## EXERCISE DETAILS
Print the data exactly, leaving nothing out.

━━━━━ DATA TO PROCESS

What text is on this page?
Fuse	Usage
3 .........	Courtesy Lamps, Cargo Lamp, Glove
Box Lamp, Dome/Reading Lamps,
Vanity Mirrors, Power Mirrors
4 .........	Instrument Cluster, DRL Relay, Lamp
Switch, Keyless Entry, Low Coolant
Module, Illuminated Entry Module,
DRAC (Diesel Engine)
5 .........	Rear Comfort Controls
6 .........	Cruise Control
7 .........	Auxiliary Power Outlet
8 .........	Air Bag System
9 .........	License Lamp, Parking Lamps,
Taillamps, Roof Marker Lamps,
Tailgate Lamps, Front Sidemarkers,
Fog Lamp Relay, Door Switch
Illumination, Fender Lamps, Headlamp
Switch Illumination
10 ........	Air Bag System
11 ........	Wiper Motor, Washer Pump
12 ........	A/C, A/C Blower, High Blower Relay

━━━━━━━━━━

## ANSWER FOR THIS EXERCISE
What text is on this page?
Fuse	Usage
3 .........	Courtesy Lamps, Cargo Lamp, Glove
Box Lamp, Dome/Reading Lamps,
Vanity Mirrors, Power Mirrors
4 .........	Instrument Cluster, DRL Relay, Lamp
Switch, Keyless Entry, Low Coolant
Module, Illuminated Entry Module,
DRAC (Diesel Engine)
5 .........	Rear Comfort Controls
6 .........	Cruise Control
7 .........	Auxiliary Power Outlet
8 .........	Air Bag System
9 .........	License Lamp, Parking Lamps,
Taillamps, Roof Marker Lamps,
Tailgate Lamps, Front Sidemarkers,
Fog Lamp Relay, Door Switch
Illumination, Fender Lamps, Headlamp
Switch Illumination
10 ........	Air Bag System
11 ........	Wiper Motor, Washer Pump
12 ........	A/C, A/C Blower, High Blower Relay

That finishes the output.